§ **The problem**
Make an exact copy of all the entries, with the pictures left out.

[start]

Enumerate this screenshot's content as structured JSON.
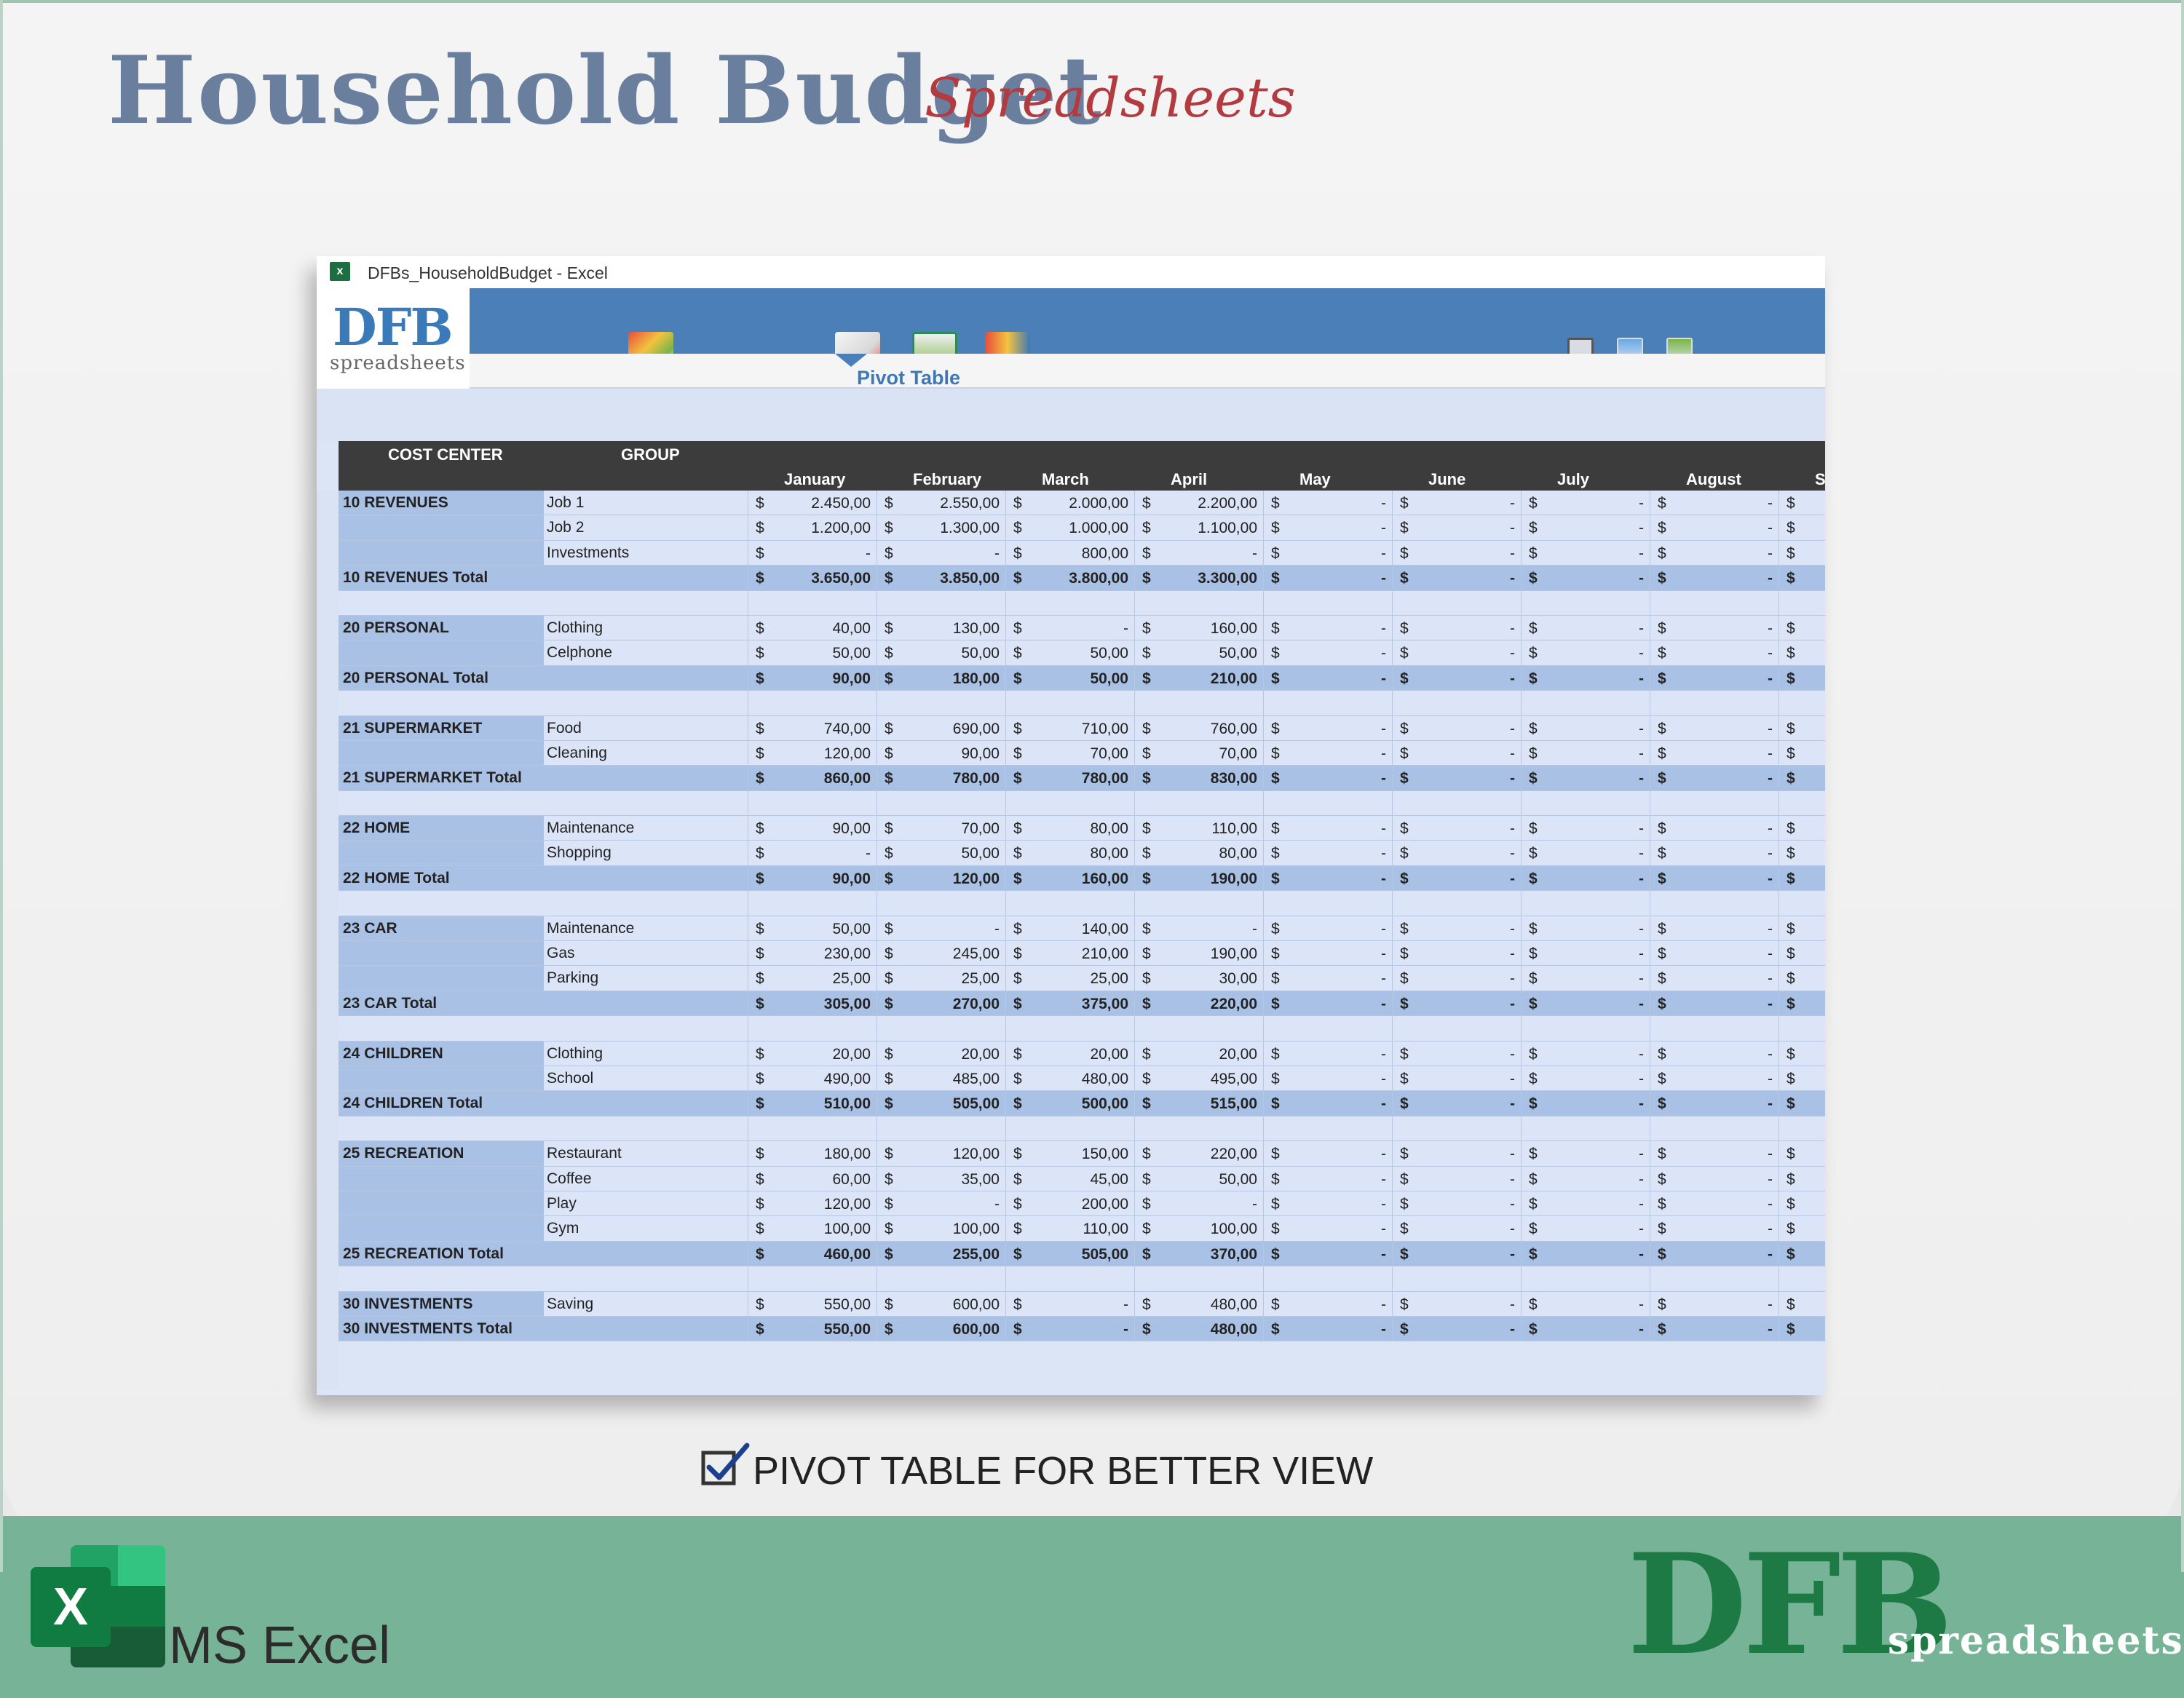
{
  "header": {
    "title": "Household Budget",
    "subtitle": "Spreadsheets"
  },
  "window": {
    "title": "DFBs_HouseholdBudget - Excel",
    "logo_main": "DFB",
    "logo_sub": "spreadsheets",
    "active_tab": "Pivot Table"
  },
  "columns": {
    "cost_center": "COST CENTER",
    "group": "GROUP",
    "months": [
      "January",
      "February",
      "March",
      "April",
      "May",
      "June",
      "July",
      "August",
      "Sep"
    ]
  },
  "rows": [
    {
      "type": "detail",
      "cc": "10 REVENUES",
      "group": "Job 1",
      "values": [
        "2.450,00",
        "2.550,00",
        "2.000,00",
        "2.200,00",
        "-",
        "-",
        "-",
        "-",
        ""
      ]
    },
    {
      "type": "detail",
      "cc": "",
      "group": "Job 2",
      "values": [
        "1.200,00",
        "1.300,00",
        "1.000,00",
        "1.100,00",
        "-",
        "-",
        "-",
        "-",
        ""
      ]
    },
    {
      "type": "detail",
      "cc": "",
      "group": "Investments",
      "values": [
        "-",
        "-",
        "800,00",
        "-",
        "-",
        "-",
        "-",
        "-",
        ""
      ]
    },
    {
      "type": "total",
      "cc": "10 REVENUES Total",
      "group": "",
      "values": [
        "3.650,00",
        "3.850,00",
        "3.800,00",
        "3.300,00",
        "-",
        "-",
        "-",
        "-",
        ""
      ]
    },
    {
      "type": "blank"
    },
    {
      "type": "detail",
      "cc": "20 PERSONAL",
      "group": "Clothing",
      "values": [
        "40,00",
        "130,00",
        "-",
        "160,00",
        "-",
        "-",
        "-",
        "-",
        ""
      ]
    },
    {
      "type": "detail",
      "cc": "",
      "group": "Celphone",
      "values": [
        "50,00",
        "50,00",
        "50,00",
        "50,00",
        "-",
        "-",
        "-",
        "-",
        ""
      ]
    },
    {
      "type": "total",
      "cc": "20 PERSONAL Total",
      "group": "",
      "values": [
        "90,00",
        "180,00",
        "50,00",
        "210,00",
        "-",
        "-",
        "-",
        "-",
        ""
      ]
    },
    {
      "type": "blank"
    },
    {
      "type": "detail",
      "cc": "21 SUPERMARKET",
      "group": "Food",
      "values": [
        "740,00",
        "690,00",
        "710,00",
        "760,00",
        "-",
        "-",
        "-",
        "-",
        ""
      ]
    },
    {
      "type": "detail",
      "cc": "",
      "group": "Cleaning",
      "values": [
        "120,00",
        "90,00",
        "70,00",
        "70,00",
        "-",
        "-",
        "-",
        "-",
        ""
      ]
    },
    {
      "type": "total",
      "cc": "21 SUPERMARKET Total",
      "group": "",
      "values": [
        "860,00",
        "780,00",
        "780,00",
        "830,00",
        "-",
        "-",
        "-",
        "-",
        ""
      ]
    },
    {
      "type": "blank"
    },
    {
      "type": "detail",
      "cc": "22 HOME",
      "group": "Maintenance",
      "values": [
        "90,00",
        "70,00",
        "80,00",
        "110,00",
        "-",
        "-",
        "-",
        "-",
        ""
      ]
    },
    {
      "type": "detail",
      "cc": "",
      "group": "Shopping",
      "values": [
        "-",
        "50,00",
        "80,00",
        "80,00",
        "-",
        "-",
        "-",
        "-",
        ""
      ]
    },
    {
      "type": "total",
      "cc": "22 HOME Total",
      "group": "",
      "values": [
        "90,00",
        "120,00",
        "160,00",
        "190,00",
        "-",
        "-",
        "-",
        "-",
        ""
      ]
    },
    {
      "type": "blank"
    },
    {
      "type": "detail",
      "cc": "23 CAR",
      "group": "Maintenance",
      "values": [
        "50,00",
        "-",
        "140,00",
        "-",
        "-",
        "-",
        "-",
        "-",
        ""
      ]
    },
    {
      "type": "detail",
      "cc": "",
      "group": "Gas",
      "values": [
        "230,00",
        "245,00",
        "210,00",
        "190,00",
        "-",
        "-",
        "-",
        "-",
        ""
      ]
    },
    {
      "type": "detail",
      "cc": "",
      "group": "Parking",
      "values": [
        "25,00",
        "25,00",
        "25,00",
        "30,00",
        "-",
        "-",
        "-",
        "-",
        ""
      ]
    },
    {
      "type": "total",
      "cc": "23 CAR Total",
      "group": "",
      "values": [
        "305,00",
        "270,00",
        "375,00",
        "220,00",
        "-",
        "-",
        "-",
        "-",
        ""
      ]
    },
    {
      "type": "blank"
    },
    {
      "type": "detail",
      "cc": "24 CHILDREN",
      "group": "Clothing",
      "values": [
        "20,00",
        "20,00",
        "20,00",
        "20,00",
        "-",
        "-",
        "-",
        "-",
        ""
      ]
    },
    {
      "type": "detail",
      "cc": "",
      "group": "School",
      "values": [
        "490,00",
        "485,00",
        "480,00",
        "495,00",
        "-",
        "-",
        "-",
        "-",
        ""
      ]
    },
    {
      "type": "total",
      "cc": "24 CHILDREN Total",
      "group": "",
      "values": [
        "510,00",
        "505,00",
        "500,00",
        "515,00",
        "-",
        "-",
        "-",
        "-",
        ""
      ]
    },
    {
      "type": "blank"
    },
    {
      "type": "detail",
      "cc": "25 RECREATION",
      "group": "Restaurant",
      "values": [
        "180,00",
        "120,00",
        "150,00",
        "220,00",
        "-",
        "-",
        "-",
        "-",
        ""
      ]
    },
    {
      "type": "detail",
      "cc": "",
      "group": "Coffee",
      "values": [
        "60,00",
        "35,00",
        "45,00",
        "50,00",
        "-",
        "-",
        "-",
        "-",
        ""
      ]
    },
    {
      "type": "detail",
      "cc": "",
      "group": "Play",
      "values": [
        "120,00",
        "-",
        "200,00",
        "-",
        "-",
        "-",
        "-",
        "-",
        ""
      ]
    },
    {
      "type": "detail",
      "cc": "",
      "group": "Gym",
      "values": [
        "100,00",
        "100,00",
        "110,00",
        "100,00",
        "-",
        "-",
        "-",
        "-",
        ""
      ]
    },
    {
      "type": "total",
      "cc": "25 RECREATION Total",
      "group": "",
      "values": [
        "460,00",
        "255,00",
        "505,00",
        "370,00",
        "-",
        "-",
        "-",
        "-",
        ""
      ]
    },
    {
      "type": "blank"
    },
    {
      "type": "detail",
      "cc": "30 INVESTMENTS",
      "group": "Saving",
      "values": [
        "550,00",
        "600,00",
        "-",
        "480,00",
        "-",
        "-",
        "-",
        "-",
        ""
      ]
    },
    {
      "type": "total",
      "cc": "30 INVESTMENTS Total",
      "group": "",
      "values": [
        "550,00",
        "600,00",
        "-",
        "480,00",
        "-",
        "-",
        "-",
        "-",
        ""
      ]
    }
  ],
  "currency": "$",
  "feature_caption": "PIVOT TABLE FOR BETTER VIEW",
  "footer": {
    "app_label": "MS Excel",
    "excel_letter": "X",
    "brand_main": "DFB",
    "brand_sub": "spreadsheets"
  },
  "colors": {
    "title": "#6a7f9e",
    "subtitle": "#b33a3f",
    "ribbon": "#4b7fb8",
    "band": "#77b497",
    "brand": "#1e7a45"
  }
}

[end]

§ **Correct result**
Enumerate this screenshot's content as structured JSON.
{
  "header": {
    "title": "Household Budget",
    "subtitle": "Spreadsheets"
  },
  "window": {
    "title": "DFBs_HouseholdBudget - Excel",
    "logo_main": "DFB",
    "logo_sub": "spreadsheets",
    "active_tab": "Pivot Table"
  },
  "columns": {
    "cost_center": "COST CENTER",
    "group": "GROUP",
    "months": [
      "January",
      "February",
      "March",
      "April",
      "May",
      "June",
      "July",
      "August",
      "Sep"
    ]
  },
  "rows": [
    {
      "type": "detail",
      "cc": "10 REVENUES",
      "group": "Job 1",
      "values": [
        "2.450,00",
        "2.550,00",
        "2.000,00",
        "2.200,00",
        "-",
        "-",
        "-",
        "-",
        ""
      ]
    },
    {
      "type": "detail",
      "cc": "",
      "group": "Job 2",
      "values": [
        "1.200,00",
        "1.300,00",
        "1.000,00",
        "1.100,00",
        "-",
        "-",
        "-",
        "-",
        ""
      ]
    },
    {
      "type": "detail",
      "cc": "",
      "group": "Investments",
      "values": [
        "-",
        "-",
        "800,00",
        "-",
        "-",
        "-",
        "-",
        "-",
        ""
      ]
    },
    {
      "type": "total",
      "cc": "10 REVENUES Total",
      "group": "",
      "values": [
        "3.650,00",
        "3.850,00",
        "3.800,00",
        "3.300,00",
        "-",
        "-",
        "-",
        "-",
        ""
      ]
    },
    {
      "type": "blank"
    },
    {
      "type": "detail",
      "cc": "20 PERSONAL",
      "group": "Clothing",
      "values": [
        "40,00",
        "130,00",
        "-",
        "160,00",
        "-",
        "-",
        "-",
        "-",
        ""
      ]
    },
    {
      "type": "detail",
      "cc": "",
      "group": "Celphone",
      "values": [
        "50,00",
        "50,00",
        "50,00",
        "50,00",
        "-",
        "-",
        "-",
        "-",
        ""
      ]
    },
    {
      "type": "total",
      "cc": "20 PERSONAL Total",
      "group": "",
      "values": [
        "90,00",
        "180,00",
        "50,00",
        "210,00",
        "-",
        "-",
        "-",
        "-",
        ""
      ]
    },
    {
      "type": "blank"
    },
    {
      "type": "detail",
      "cc": "21 SUPERMARKET",
      "group": "Food",
      "values": [
        "740,00",
        "690,00",
        "710,00",
        "760,00",
        "-",
        "-",
        "-",
        "-",
        ""
      ]
    },
    {
      "type": "detail",
      "cc": "",
      "group": "Cleaning",
      "values": [
        "120,00",
        "90,00",
        "70,00",
        "70,00",
        "-",
        "-",
        "-",
        "-",
        ""
      ]
    },
    {
      "type": "total",
      "cc": "21 SUPERMARKET Total",
      "group": "",
      "values": [
        "860,00",
        "780,00",
        "780,00",
        "830,00",
        "-",
        "-",
        "-",
        "-",
        ""
      ]
    },
    {
      "type": "blank"
    },
    {
      "type": "detail",
      "cc": "22 HOME",
      "group": "Maintenance",
      "values": [
        "90,00",
        "70,00",
        "80,00",
        "110,00",
        "-",
        "-",
        "-",
        "-",
        ""
      ]
    },
    {
      "type": "detail",
      "cc": "",
      "group": "Shopping",
      "values": [
        "-",
        "50,00",
        "80,00",
        "80,00",
        "-",
        "-",
        "-",
        "-",
        ""
      ]
    },
    {
      "type": "total",
      "cc": "22 HOME Total",
      "group": "",
      "values": [
        "90,00",
        "120,00",
        "160,00",
        "190,00",
        "-",
        "-",
        "-",
        "-",
        ""
      ]
    },
    {
      "type": "blank"
    },
    {
      "type": "detail",
      "cc": "23 CAR",
      "group": "Maintenance",
      "values": [
        "50,00",
        "-",
        "140,00",
        "-",
        "-",
        "-",
        "-",
        "-",
        ""
      ]
    },
    {
      "type": "detail",
      "cc": "",
      "group": "Gas",
      "values": [
        "230,00",
        "245,00",
        "210,00",
        "190,00",
        "-",
        "-",
        "-",
        "-",
        ""
      ]
    },
    {
      "type": "detail",
      "cc": "",
      "group": "Parking",
      "values": [
        "25,00",
        "25,00",
        "25,00",
        "30,00",
        "-",
        "-",
        "-",
        "-",
        ""
      ]
    },
    {
      "type": "total",
      "cc": "23 CAR Total",
      "group": "",
      "values": [
        "305,00",
        "270,00",
        "375,00",
        "220,00",
        "-",
        "-",
        "-",
        "-",
        ""
      ]
    },
    {
      "type": "blank"
    },
    {
      "type": "detail",
      "cc": "24 CHILDREN",
      "group": "Clothing",
      "values": [
        "20,00",
        "20,00",
        "20,00",
        "20,00",
        "-",
        "-",
        "-",
        "-",
        ""
      ]
    },
    {
      "type": "detail",
      "cc": "",
      "group": "School",
      "values": [
        "490,00",
        "485,00",
        "480,00",
        "495,00",
        "-",
        "-",
        "-",
        "-",
        ""
      ]
    },
    {
      "type": "total",
      "cc": "24 CHILDREN Total",
      "group": "",
      "values": [
        "510,00",
        "505,00",
        "500,00",
        "515,00",
        "-",
        "-",
        "-",
        "-",
        ""
      ]
    },
    {
      "type": "blank"
    },
    {
      "type": "detail",
      "cc": "25 RECREATION",
      "group": "Restaurant",
      "values": [
        "180,00",
        "120,00",
        "150,00",
        "220,00",
        "-",
        "-",
        "-",
        "-",
        ""
      ]
    },
    {
      "type": "detail",
      "cc": "",
      "group": "Coffee",
      "values": [
        "60,00",
        "35,00",
        "45,00",
        "50,00",
        "-",
        "-",
        "-",
        "-",
        ""
      ]
    },
    {
      "type": "detail",
      "cc": "",
      "group": "Play",
      "values": [
        "120,00",
        "-",
        "200,00",
        "-",
        "-",
        "-",
        "-",
        "-",
        ""
      ]
    },
    {
      "type": "detail",
      "cc": "",
      "group": "Gym",
      "values": [
        "100,00",
        "100,00",
        "110,00",
        "100,00",
        "-",
        "-",
        "-",
        "-",
        ""
      ]
    },
    {
      "type": "total",
      "cc": "25 RECREATION Total",
      "group": "",
      "values": [
        "460,00",
        "255,00",
        "505,00",
        "370,00",
        "-",
        "-",
        "-",
        "-",
        ""
      ]
    },
    {
      "type": "blank"
    },
    {
      "type": "detail",
      "cc": "30 INVESTMENTS",
      "group": "Saving",
      "values": [
        "550,00",
        "600,00",
        "-",
        "480,00",
        "-",
        "-",
        "-",
        "-",
        ""
      ]
    },
    {
      "type": "total",
      "cc": "30 INVESTMENTS Total",
      "group": "",
      "values": [
        "550,00",
        "600,00",
        "-",
        "480,00",
        "-",
        "-",
        "-",
        "-",
        ""
      ]
    }
  ],
  "currency": "$",
  "feature_caption": "PIVOT TABLE FOR BETTER VIEW",
  "footer": {
    "app_label": "MS Excel",
    "excel_letter": "X",
    "brand_main": "DFB",
    "brand_sub": "spreadsheets"
  },
  "colors": {
    "title": "#6a7f9e",
    "subtitle": "#b33a3f",
    "ribbon": "#4b7fb8",
    "band": "#77b497",
    "brand": "#1e7a45"
  }
}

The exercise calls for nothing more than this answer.